- _Exercise objective_:
Copy all the entries word for word, but omit the pictures.

━━━━━ Dataset records

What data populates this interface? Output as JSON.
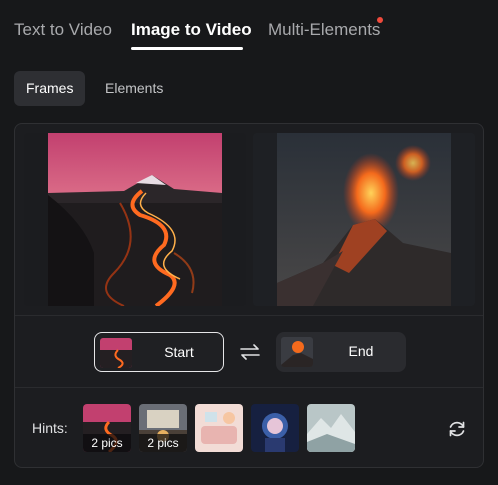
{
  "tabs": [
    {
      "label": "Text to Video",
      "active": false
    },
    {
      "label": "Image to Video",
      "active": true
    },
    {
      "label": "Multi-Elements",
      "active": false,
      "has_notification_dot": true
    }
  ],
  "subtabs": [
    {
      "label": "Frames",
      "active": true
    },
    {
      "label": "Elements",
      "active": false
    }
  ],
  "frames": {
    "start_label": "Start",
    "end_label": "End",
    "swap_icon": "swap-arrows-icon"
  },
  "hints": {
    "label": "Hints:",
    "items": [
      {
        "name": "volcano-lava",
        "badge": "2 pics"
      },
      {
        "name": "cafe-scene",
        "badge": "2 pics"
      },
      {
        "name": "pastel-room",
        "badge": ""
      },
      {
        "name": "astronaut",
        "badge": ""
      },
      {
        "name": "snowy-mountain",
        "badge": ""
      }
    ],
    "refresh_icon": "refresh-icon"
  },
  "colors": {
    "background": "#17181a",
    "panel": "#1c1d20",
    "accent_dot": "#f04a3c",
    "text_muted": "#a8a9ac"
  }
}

━━━━━━━━━━

- _Expected answer_:
What data populates this interface? Output as JSON.
{
  "tabs": [
    {
      "label": "Text to Video",
      "active": false
    },
    {
      "label": "Image to Video",
      "active": true
    },
    {
      "label": "Multi-Elements",
      "active": false,
      "has_notification_dot": true
    }
  ],
  "subtabs": [
    {
      "label": "Frames",
      "active": true
    },
    {
      "label": "Elements",
      "active": false
    }
  ],
  "frames": {
    "start_label": "Start",
    "end_label": "End",
    "swap_icon": "swap-arrows-icon"
  },
  "hints": {
    "label": "Hints:",
    "items": [
      {
        "name": "volcano-lava",
        "badge": "2 pics"
      },
      {
        "name": "cafe-scene",
        "badge": "2 pics"
      },
      {
        "name": "pastel-room",
        "badge": ""
      },
      {
        "name": "astronaut",
        "badge": ""
      },
      {
        "name": "snowy-mountain",
        "badge": ""
      }
    ],
    "refresh_icon": "refresh-icon"
  },
  "colors": {
    "background": "#17181a",
    "panel": "#1c1d20",
    "accent_dot": "#f04a3c",
    "text_muted": "#a8a9ac"
  }
}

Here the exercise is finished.